- GOAL OF THE EXERCISE:
Every line that contains the word "name" should be copied out.

::: PROVIDED INFORMATION

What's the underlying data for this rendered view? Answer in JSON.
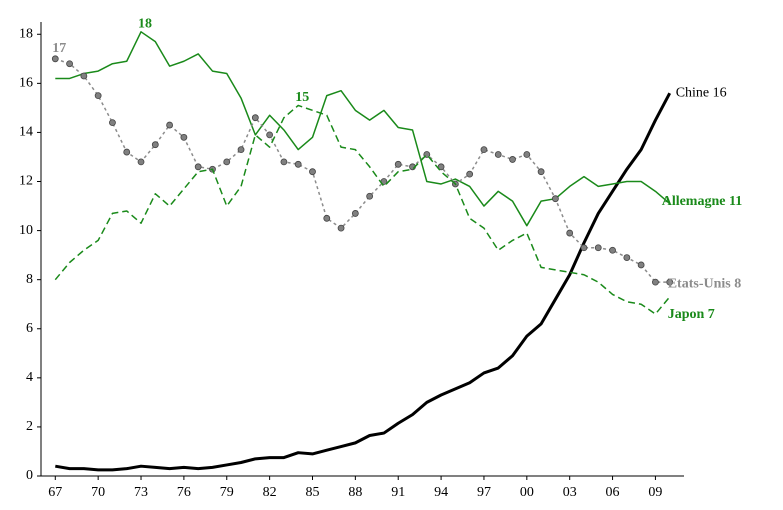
{
  "chart_data": {
    "type": "line",
    "x": [
      1967,
      1968,
      1969,
      1970,
      1971,
      1972,
      1973,
      1974,
      1975,
      1976,
      1977,
      1978,
      1979,
      1980,
      1981,
      1982,
      1983,
      1984,
      1985,
      1986,
      1987,
      1988,
      1989,
      1990,
      1991,
      1992,
      1993,
      1994,
      1995,
      1996,
      1997,
      1998,
      1999,
      2000,
      2001,
      2002,
      2003,
      2004,
      2005,
      2006,
      2007,
      2008,
      2009,
      2010
    ],
    "xlim": [
      1966,
      2011
    ],
    "xticks": [
      {
        "value": 1967,
        "label": "67"
      },
      {
        "value": 1970,
        "label": "70"
      },
      {
        "value": 1973,
        "label": "73"
      },
      {
        "value": 1976,
        "label": "76"
      },
      {
        "value": 1979,
        "label": "79"
      },
      {
        "value": 1982,
        "label": "82"
      },
      {
        "value": 1985,
        "label": "85"
      },
      {
        "value": 1988,
        "label": "88"
      },
      {
        "value": 1991,
        "label": "91"
      },
      {
        "value": 1994,
        "label": "94"
      },
      {
        "value": 1997,
        "label": "97"
      },
      {
        "value": 2000,
        "label": "00"
      },
      {
        "value": 2003,
        "label": "03"
      },
      {
        "value": 2006,
        "label": "06"
      },
      {
        "value": 2009,
        "label": "09"
      }
    ],
    "ylim": [
      0,
      18.5
    ],
    "yticks": [
      0,
      2,
      4,
      6,
      8,
      10,
      12,
      14,
      16,
      18
    ],
    "grid": false,
    "series": [
      {
        "name": "Chine 16",
        "color": "#000000",
        "style": "solid",
        "width": 3,
        "values": [
          0.4,
          0.3,
          0.3,
          0.25,
          0.25,
          0.3,
          0.4,
          0.35,
          0.3,
          0.35,
          0.3,
          0.35,
          0.45,
          0.55,
          0.7,
          0.75,
          0.75,
          0.95,
          0.9,
          1.05,
          1.2,
          1.35,
          1.65,
          1.75,
          2.15,
          2.5,
          3.0,
          3.3,
          3.55,
          3.8,
          4.2,
          4.4,
          4.9,
          5.7,
          6.2,
          7.2,
          8.2,
          9.5,
          10.7,
          11.6,
          12.5,
          13.3,
          14.5,
          15.6
        ]
      },
      {
        "name": "Allemagne 11",
        "color": "#1a8a1a",
        "style": "solid",
        "width": 1.5,
        "values": [
          16.2,
          16.2,
          16.4,
          16.5,
          16.8,
          16.9,
          18.1,
          17.7,
          16.7,
          16.9,
          17.2,
          16.5,
          16.4,
          15.4,
          13.9,
          14.7,
          14.1,
          13.3,
          13.8,
          15.5,
          15.7,
          14.9,
          14.5,
          14.9,
          14.2,
          14.1,
          12.0,
          11.9,
          12.1,
          11.8,
          11.0,
          11.6,
          11.2,
          10.2,
          11.2,
          11.3,
          11.8,
          12.2,
          11.8,
          11.9,
          12.0,
          12.0,
          11.6,
          11.1
        ]
      },
      {
        "name": "Etats-Unis 8",
        "color": "#8c8c8c",
        "style": "dotted",
        "width": 1.5,
        "values": [
          17.0,
          16.8,
          16.3,
          15.5,
          14.4,
          13.2,
          12.8,
          13.5,
          14.3,
          13.8,
          12.6,
          12.5,
          12.8,
          13.3,
          14.6,
          13.9,
          12.8,
          12.7,
          12.4,
          10.5,
          10.1,
          10.7,
          11.4,
          12.0,
          12.7,
          12.6,
          13.1,
          12.6,
          11.9,
          12.3,
          13.3,
          13.1,
          12.9,
          13.1,
          12.4,
          11.3,
          9.9,
          9.3,
          9.3,
          9.2,
          8.9,
          8.6,
          7.9,
          7.9
        ]
      },
      {
        "name": "Japon 7",
        "color": "#1a8a1a",
        "style": "dashed",
        "width": 1.5,
        "values": [
          8.0,
          8.7,
          9.2,
          9.6,
          10.7,
          10.8,
          10.3,
          11.5,
          11.0,
          11.7,
          12.4,
          12.5,
          11.0,
          11.8,
          13.9,
          13.4,
          14.6,
          15.1,
          14.9,
          14.7,
          13.4,
          13.3,
          12.6,
          11.8,
          12.4,
          12.5,
          13.1,
          12.4,
          11.9,
          10.5,
          10.1,
          9.2,
          9.6,
          9.9,
          8.5,
          8.4,
          8.3,
          8.2,
          7.9,
          7.4,
          7.1,
          7.0,
          6.6,
          7.3
        ]
      }
    ],
    "annotations": [
      {
        "label": "17",
        "x": 1967,
        "y": 17,
        "color": "#8c8c8c"
      },
      {
        "label": "18",
        "x": 1973,
        "y": 18,
        "color": "#1a8a1a"
      },
      {
        "label": "15",
        "x": 1984,
        "y": 15,
        "color": "#1a8a1a"
      }
    ]
  }
}
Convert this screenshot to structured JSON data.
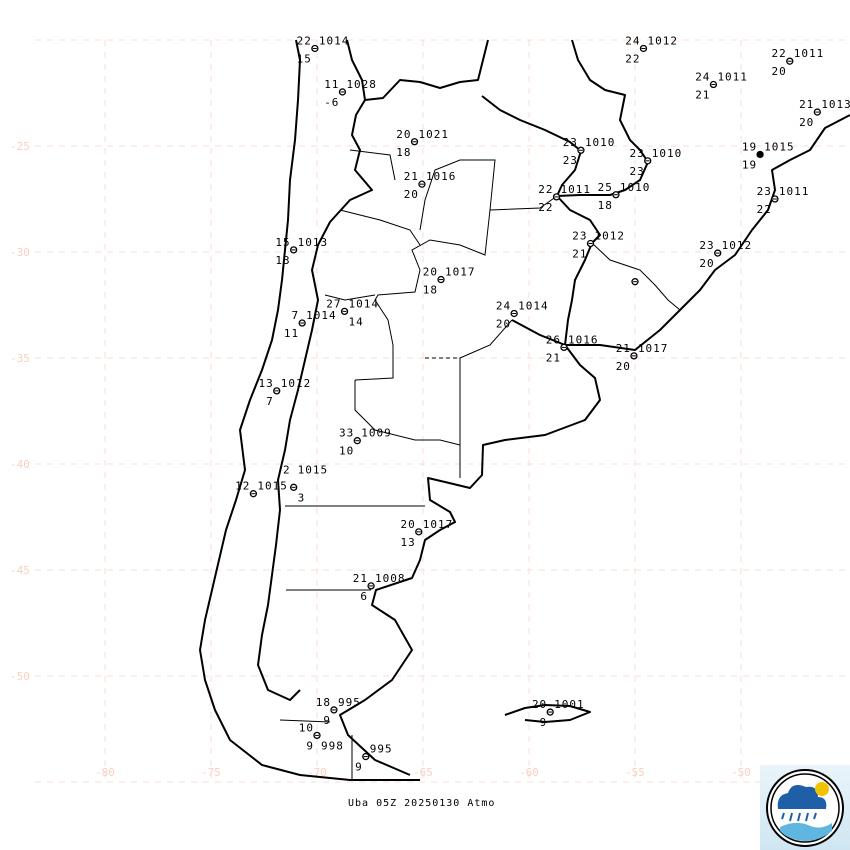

::::::

- THE OUTPUT:
        "name": "Chine 16",
        "name": "Allemagne 11",
        "name": "Etats-Unis 8",
        "name": "Japon 7",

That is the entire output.